EXERCISE BRIEF —
Type every record exactly as it appears.

* BEGIN *

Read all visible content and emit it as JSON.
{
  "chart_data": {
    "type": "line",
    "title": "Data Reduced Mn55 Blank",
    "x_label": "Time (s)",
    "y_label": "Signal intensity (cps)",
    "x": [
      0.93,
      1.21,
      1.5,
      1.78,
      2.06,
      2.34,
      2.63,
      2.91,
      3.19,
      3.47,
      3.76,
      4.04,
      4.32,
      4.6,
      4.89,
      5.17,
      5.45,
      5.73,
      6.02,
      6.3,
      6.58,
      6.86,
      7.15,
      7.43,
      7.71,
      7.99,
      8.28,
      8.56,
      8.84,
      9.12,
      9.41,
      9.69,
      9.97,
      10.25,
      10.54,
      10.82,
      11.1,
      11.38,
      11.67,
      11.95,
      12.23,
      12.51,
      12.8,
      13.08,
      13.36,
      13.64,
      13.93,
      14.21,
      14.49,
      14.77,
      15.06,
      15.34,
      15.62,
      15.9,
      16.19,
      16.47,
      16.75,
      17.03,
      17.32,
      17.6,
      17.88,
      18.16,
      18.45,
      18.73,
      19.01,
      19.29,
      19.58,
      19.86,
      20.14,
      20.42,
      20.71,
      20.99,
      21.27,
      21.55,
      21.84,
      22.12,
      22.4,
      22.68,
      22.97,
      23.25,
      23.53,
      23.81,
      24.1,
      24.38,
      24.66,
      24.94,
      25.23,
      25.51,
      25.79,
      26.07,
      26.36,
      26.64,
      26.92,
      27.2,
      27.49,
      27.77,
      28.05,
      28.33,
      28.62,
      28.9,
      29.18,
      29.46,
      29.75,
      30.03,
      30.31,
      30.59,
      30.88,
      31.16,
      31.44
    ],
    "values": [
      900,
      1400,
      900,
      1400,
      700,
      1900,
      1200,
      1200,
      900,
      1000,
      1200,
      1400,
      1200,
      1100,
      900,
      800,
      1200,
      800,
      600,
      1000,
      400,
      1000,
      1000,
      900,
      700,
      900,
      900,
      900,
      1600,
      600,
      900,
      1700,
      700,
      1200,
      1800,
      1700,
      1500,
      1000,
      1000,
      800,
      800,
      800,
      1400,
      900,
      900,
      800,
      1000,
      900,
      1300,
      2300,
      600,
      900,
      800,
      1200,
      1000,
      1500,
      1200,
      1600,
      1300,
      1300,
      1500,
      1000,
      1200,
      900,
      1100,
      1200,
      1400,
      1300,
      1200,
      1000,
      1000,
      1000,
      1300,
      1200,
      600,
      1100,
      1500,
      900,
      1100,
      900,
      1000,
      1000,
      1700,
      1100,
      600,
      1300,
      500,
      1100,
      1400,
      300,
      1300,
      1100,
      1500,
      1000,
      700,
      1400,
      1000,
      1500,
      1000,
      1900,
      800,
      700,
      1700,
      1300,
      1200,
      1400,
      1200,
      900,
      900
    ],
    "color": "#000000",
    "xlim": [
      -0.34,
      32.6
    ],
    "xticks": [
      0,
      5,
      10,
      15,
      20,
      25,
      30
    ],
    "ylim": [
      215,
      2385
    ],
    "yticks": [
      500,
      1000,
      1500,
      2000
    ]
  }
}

* END *

FULL RESPONSE —
Read all visible content and emit it as JSON.
{
  "chart_data": {
    "type": "line",
    "title": "Data Reduced Mn55 Blank",
    "x_label": "Time (s)",
    "y_label": "Signal intensity (cps)",
    "x": [
      0.93,
      1.21,
      1.5,
      1.78,
      2.06,
      2.34,
      2.63,
      2.91,
      3.19,
      3.47,
      3.76,
      4.04,
      4.32,
      4.6,
      4.89,
      5.17,
      5.45,
      5.73,
      6.02,
      6.3,
      6.58,
      6.86,
      7.15,
      7.43,
      7.71,
      7.99,
      8.28,
      8.56,
      8.84,
      9.12,
      9.41,
      9.69,
      9.97,
      10.25,
      10.54,
      10.82,
      11.1,
      11.38,
      11.67,
      11.95,
      12.23,
      12.51,
      12.8,
      13.08,
      13.36,
      13.64,
      13.93,
      14.21,
      14.49,
      14.77,
      15.06,
      15.34,
      15.62,
      15.9,
      16.19,
      16.47,
      16.75,
      17.03,
      17.32,
      17.6,
      17.88,
      18.16,
      18.45,
      18.73,
      19.01,
      19.29,
      19.58,
      19.86,
      20.14,
      20.42,
      20.71,
      20.99,
      21.27,
      21.55,
      21.84,
      22.12,
      22.4,
      22.68,
      22.97,
      23.25,
      23.53,
      23.81,
      24.1,
      24.38,
      24.66,
      24.94,
      25.23,
      25.51,
      25.79,
      26.07,
      26.36,
      26.64,
      26.92,
      27.2,
      27.49,
      27.77,
      28.05,
      28.33,
      28.62,
      28.9,
      29.18,
      29.46,
      29.75,
      30.03,
      30.31,
      30.59,
      30.88,
      31.16,
      31.44
    ],
    "values": [
      900,
      1400,
      900,
      1400,
      700,
      1900,
      1200,
      1200,
      900,
      1000,
      1200,
      1400,
      1200,
      1100,
      900,
      800,
      1200,
      800,
      600,
      1000,
      400,
      1000,
      1000,
      900,
      700,
      900,
      900,
      900,
      1600,
      600,
      900,
      1700,
      700,
      1200,
      1800,
      1700,
      1500,
      1000,
      1000,
      800,
      800,
      800,
      1400,
      900,
      900,
      800,
      1000,
      900,
      1300,
      2300,
      600,
      900,
      800,
      1200,
      1000,
      1500,
      1200,
      1600,
      1300,
      1300,
      1500,
      1000,
      1200,
      900,
      1100,
      1200,
      1400,
      1300,
      1200,
      1000,
      1000,
      1000,
      1300,
      1200,
      600,
      1100,
      1500,
      900,
      1100,
      900,
      1000,
      1000,
      1700,
      1100,
      600,
      1300,
      500,
      1100,
      1400,
      300,
      1300,
      1100,
      1500,
      1000,
      700,
      1400,
      1000,
      1500,
      1000,
      1900,
      800,
      700,
      1700,
      1300,
      1200,
      1400,
      1200,
      900,
      900
    ],
    "color": "#000000",
    "xlim": [
      -0.34,
      32.6
    ],
    "xticks": [
      0,
      5,
      10,
      15,
      20,
      25,
      30
    ],
    "ylim": [
      215,
      2385
    ],
    "yticks": [
      500,
      1000,
      1500,
      2000
    ]
  }
}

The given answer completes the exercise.